* OBJECTIVE
Retype every entry word for word.
* * * * * * *
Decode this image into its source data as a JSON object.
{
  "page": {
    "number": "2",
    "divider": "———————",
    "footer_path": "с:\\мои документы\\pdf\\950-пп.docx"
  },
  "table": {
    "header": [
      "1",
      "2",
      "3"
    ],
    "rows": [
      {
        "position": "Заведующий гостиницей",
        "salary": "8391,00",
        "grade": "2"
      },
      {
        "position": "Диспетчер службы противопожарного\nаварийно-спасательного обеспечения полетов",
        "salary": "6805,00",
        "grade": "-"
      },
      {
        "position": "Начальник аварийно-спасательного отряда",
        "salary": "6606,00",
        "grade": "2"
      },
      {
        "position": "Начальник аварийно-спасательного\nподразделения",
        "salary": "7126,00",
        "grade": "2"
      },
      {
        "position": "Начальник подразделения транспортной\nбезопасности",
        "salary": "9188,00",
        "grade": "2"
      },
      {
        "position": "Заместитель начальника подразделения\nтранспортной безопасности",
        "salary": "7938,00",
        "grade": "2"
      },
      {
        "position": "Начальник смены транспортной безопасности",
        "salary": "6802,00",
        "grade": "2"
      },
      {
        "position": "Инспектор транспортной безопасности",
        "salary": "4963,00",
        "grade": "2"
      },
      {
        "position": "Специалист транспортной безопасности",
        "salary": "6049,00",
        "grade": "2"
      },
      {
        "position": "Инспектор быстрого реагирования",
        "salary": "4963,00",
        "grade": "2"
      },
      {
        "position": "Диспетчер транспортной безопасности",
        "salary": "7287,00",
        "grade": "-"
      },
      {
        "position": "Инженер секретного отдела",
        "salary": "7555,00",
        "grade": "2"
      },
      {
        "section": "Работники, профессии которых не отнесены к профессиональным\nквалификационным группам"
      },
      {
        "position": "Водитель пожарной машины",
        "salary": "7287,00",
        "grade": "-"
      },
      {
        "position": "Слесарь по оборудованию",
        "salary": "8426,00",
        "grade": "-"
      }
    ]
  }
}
* * * * * * *
* SOLUTION FOR THIS PROBLEM
Decode this image into its source data as a JSON object.
{
  "page": {
    "number": "2",
    "divider": "———————",
    "footer_path": "с:\\мои документы\\pdf\\950-пп.docx"
  },
  "table": {
    "header": [
      "1",
      "2",
      "3"
    ],
    "rows": [
      {
        "position": "Заведующий гостиницей",
        "salary": "8391,00",
        "grade": "2"
      },
      {
        "position": "Диспетчер службы противопожарного\nаварийно-спасательного обеспечения полетов",
        "salary": "6805,00",
        "grade": "-"
      },
      {
        "position": "Начальник аварийно-спасательного отряда",
        "salary": "6606,00",
        "grade": "2"
      },
      {
        "position": "Начальник аварийно-спасательного\nподразделения",
        "salary": "7126,00",
        "grade": "2"
      },
      {
        "position": "Начальник подразделения транспортной\nбезопасности",
        "salary": "9188,00",
        "grade": "2"
      },
      {
        "position": "Заместитель начальника подразделения\nтранспортной безопасности",
        "salary": "7938,00",
        "grade": "2"
      },
      {
        "position": "Начальник смены транспортной безопасности",
        "salary": "6802,00",
        "grade": "2"
      },
      {
        "position": "Инспектор транспортной безопасности",
        "salary": "4963,00",
        "grade": "2"
      },
      {
        "position": "Специалист транспортной безопасности",
        "salary": "6049,00",
        "grade": "2"
      },
      {
        "position": "Инспектор быстрого реагирования",
        "salary": "4963,00",
        "grade": "2"
      },
      {
        "position": "Диспетчер транспортной безопасности",
        "salary": "7287,00",
        "grade": "-"
      },
      {
        "position": "Инженер секретного отдела",
        "salary": "7555,00",
        "grade": "2"
      },
      {
        "section": "Работники, профессии которых не отнесены к профессиональным\nквалификационным группам"
      },
      {
        "position": "Водитель пожарной машины",
        "salary": "7287,00",
        "grade": "-"
      },
      {
        "position": "Слесарь по оборудованию",
        "salary": "8426,00",
        "grade": "-"
      }
    ]
  }
}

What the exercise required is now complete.